Work to do
Pull every line containing the word "Temperature" from the records.
— START Materials provided —
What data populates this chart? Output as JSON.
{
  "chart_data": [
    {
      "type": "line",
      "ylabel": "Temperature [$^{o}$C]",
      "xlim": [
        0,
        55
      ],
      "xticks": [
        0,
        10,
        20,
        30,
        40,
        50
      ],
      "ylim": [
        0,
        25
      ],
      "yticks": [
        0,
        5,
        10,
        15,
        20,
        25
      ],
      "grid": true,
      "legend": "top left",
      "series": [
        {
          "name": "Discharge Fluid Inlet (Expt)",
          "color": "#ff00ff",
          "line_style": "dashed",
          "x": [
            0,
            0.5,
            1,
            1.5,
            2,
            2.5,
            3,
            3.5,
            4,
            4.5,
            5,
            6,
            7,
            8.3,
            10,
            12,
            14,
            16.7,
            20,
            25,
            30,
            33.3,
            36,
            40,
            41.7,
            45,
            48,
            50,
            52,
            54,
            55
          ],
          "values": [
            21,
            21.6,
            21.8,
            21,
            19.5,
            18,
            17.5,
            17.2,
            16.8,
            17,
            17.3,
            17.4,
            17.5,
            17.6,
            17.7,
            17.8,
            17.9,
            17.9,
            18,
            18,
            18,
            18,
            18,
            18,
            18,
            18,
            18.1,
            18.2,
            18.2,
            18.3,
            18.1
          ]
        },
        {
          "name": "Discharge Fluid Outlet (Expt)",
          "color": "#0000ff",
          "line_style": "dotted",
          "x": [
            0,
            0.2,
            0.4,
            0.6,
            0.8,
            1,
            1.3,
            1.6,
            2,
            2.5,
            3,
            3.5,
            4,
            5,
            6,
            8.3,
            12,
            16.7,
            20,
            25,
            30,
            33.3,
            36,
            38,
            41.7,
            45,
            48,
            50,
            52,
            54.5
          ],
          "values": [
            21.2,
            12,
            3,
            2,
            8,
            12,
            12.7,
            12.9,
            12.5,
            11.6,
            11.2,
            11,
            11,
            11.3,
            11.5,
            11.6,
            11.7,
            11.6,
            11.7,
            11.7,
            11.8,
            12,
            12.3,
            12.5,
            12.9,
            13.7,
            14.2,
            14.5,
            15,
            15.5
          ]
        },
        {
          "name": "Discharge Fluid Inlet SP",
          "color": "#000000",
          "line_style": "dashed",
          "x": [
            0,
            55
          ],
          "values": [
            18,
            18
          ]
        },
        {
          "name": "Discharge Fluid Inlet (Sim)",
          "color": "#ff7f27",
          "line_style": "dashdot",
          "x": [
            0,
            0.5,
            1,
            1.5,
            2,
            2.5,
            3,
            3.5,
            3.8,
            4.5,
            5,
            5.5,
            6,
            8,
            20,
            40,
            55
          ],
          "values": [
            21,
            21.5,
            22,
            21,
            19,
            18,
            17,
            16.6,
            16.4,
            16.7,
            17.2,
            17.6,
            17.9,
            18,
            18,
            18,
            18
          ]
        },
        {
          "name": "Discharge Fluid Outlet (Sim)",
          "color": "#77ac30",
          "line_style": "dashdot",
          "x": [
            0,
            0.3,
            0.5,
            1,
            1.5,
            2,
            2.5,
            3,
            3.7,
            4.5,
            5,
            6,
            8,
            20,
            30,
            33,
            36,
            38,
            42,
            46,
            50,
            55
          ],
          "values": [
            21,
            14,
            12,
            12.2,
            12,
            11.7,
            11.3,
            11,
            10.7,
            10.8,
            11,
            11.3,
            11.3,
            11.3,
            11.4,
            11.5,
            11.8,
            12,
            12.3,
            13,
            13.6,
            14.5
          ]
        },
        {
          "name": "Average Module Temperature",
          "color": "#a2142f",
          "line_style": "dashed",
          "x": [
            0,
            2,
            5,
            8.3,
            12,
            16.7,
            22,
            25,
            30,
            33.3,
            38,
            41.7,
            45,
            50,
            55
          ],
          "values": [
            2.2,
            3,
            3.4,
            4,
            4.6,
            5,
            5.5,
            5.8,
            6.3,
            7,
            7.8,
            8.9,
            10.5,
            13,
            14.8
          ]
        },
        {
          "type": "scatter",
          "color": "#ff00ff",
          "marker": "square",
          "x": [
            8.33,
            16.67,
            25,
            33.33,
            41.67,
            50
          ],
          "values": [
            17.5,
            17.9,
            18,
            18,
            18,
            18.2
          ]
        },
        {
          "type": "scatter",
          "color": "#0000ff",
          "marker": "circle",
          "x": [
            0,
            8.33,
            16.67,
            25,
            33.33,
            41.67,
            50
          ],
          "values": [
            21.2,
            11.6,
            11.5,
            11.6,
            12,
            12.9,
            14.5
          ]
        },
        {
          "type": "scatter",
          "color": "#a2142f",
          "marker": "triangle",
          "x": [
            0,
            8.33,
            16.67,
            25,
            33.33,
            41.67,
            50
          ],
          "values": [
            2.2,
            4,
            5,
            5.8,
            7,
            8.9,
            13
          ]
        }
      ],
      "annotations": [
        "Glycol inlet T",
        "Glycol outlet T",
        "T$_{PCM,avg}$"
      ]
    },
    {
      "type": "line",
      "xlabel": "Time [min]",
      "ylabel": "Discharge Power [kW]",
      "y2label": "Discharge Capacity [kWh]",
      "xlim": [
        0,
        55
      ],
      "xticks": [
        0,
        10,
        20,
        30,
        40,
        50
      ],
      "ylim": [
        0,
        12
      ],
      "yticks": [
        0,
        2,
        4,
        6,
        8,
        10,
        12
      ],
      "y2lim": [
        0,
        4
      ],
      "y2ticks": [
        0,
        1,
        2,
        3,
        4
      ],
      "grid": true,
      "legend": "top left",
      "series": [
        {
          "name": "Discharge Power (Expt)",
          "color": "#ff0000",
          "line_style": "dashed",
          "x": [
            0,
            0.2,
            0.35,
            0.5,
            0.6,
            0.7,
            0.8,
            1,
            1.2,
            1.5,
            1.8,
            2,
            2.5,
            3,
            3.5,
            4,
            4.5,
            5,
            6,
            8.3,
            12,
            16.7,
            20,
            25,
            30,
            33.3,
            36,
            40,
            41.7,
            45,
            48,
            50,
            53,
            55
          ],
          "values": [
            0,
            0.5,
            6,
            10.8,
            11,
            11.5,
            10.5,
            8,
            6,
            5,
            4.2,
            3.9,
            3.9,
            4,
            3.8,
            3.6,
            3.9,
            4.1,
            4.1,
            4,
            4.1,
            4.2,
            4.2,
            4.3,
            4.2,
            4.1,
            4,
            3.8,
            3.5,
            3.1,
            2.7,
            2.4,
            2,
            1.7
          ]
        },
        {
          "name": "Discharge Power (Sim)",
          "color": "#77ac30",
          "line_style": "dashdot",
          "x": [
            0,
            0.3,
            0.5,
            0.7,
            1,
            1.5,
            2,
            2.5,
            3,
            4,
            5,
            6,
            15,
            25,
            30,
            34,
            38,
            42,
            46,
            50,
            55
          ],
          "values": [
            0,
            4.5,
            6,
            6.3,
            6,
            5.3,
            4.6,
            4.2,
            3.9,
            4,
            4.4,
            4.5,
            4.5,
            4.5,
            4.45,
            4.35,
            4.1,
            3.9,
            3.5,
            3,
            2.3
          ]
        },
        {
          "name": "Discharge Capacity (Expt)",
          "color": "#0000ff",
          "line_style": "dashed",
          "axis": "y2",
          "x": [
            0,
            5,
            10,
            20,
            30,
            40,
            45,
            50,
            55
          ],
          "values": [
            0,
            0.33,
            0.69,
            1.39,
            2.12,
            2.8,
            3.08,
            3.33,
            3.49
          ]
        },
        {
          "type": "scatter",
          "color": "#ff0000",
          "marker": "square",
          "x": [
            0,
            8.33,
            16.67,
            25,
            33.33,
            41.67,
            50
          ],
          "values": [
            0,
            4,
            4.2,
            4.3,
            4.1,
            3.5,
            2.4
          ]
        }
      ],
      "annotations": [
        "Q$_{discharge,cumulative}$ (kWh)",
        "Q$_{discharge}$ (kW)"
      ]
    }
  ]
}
— END Materials provided —
Answer to the exercise
      "ylabel": "Temperature [$^{o}$C]",
          "name": "Average Module Temperature",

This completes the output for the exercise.